Aim of the exercise: Skip the pictures and extract all of the lines exactly as written.

* Start Data *

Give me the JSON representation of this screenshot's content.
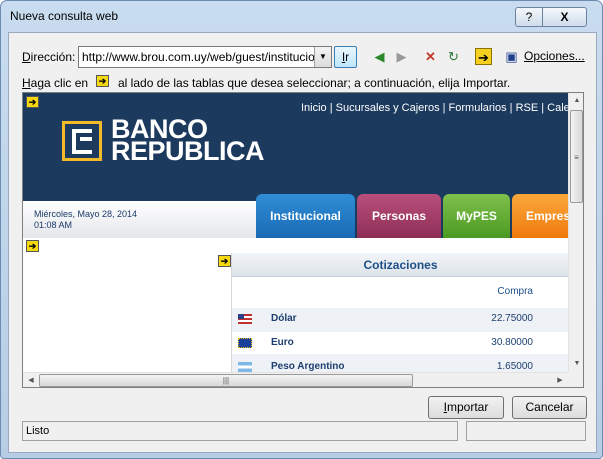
{
  "window": {
    "title": "Nueva consulta web",
    "help": "?",
    "close": "X"
  },
  "address": {
    "label_u": "D",
    "label_rest": "irección:",
    "value": "http://www.brou.com.uy/web/guest/institucional"
  },
  "toolbar": {
    "go_u": "I",
    "go_rest": "r",
    "options_u": "O",
    "options_rest": "pciones..."
  },
  "instruction": {
    "part_a_u": "H",
    "part_a_rest": "aga clic en",
    "part_b": "al lado de las tablas que desea seleccionar; a continuación, elija Importar."
  },
  "site": {
    "toplinks": "Inicio | Sucursales y Cajeros | Formularios | RSE | Calendario",
    "logo_line1": "BANCO",
    "logo_line2": "REPUBLICA",
    "date": "Miércoles, Mayo 28, 2014",
    "time": "01:08 AM",
    "tabs": [
      "Institucional",
      "Personas",
      "MyPES",
      "Empresas"
    ],
    "cotizaciones": {
      "title": "Cotizaciones",
      "column": "Compra",
      "rows": [
        {
          "name": "Dólar",
          "value": "22.75000",
          "flag": "us-flag-icon"
        },
        {
          "name": "Euro",
          "value": "30.80000",
          "flag": "eu-flag-icon"
        },
        {
          "name": "Peso Argentino",
          "value": "1.65000",
          "flag": "ar-flag-icon"
        }
      ]
    }
  },
  "buttons": {
    "import_u": "I",
    "import_rest": "mportar",
    "cancel": "Cancelar"
  },
  "status": {
    "text": "Listo"
  },
  "colors": {
    "header_bg": "#1c3a5e",
    "accent_yellow": "#f2b928",
    "tab_institucional": "#1a6ab4",
    "tab_personas": "#8e2f58",
    "tab_mypes": "#4b9a22",
    "tab_empresas": "#f07a0e"
  }
}
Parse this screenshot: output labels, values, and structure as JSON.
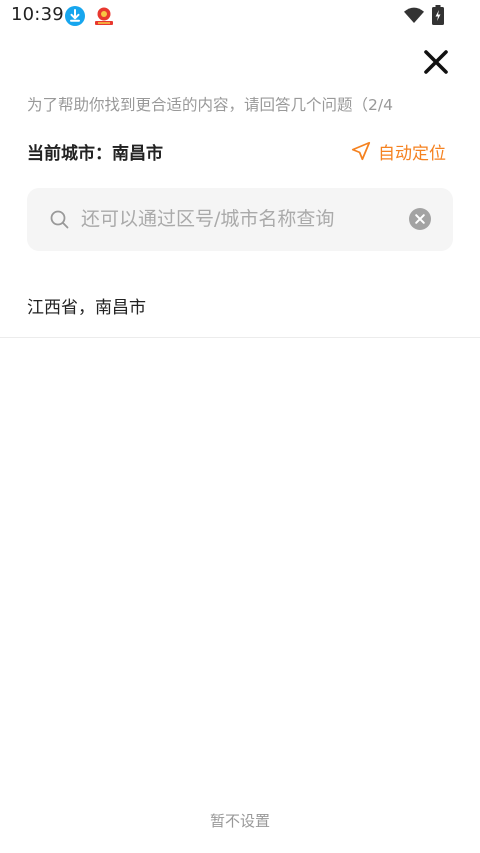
{
  "status_bar": {
    "time": "10:39",
    "icons": [
      "download-icon",
      "app-notification-icon",
      "wifi-icon",
      "battery-charging-icon"
    ]
  },
  "header": {
    "close_icon": "close-icon"
  },
  "question": {
    "progress_text": "为了帮助你找到更合适的内容，请回答几个问题（2/4"
  },
  "location": {
    "current_city_label": "当前城市：南昌市",
    "auto_locate_label": "自动定位",
    "auto_locate_icon": "navigation-arrow-icon",
    "accent_color": "#f58220"
  },
  "search": {
    "placeholder": "还可以通过区号/城市名称查询",
    "value": "",
    "search_icon": "search-icon",
    "clear_icon": "clear-circle-icon"
  },
  "results": [
    {
      "label": "江西省，南昌市"
    }
  ],
  "footer": {
    "skip_label": "暂不设置"
  }
}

* End Data *

The output:
Give me the JSON representation of this screenshot's content.
{
  "window": {
    "title": "Nueva consulta web",
    "help": "?",
    "close": "X"
  },
  "address": {
    "label_u": "D",
    "label_rest": "irección:",
    "value": "http://www.brou.com.uy/web/guest/institucional"
  },
  "toolbar": {
    "go_u": "I",
    "go_rest": "r",
    "options_u": "O",
    "options_rest": "pciones..."
  },
  "instruction": {
    "part_a_u": "H",
    "part_a_rest": "aga clic en",
    "part_b": "al lado de las tablas que desea seleccionar; a continuación, elija Importar."
  },
  "site": {
    "toplinks": "Inicio | Sucursales y Cajeros | Formularios | RSE | Calendario",
    "logo_line1": "BANCO",
    "logo_line2": "REPUBLICA",
    "date": "Miércoles, Mayo 28, 2014",
    "time": "01:08 AM",
    "tabs": [
      "Institucional",
      "Personas",
      "MyPES",
      "Empresas"
    ],
    "cotizaciones": {
      "title": "Cotizaciones",
      "column": "Compra",
      "rows": [
        {
          "name": "Dólar",
          "value": "22.75000",
          "flag": "us-flag-icon"
        },
        {
          "name": "Euro",
          "value": "30.80000",
          "flag": "eu-flag-icon"
        },
        {
          "name": "Peso Argentino",
          "value": "1.65000",
          "flag": "ar-flag-icon"
        }
      ]
    }
  },
  "buttons": {
    "import_u": "I",
    "import_rest": "mportar",
    "cancel": "Cancelar"
  },
  "status": {
    "text": "Listo"
  },
  "colors": {
    "header_bg": "#1c3a5e",
    "accent_yellow": "#f2b928",
    "tab_institucional": "#1a6ab4",
    "tab_personas": "#8e2f58",
    "tab_mypes": "#4b9a22",
    "tab_empresas": "#f07a0e"
  }
}
Parse this screenshot: output labels, values, and structure as JSON.
{
  "status_bar": {
    "time": "10:39",
    "icons": [
      "download-icon",
      "app-notification-icon",
      "wifi-icon",
      "battery-charging-icon"
    ]
  },
  "header": {
    "close_icon": "close-icon"
  },
  "question": {
    "progress_text": "为了帮助你找到更合适的内容，请回答几个问题（2/4"
  },
  "location": {
    "current_city_label": "当前城市：南昌市",
    "auto_locate_label": "自动定位",
    "auto_locate_icon": "navigation-arrow-icon",
    "accent_color": "#f58220"
  },
  "search": {
    "placeholder": "还可以通过区号/城市名称查询",
    "value": "",
    "search_icon": "search-icon",
    "clear_icon": "clear-circle-icon"
  },
  "results": [
    {
      "label": "江西省，南昌市"
    }
  ],
  "footer": {
    "skip_label": "暂不设置"
  }
}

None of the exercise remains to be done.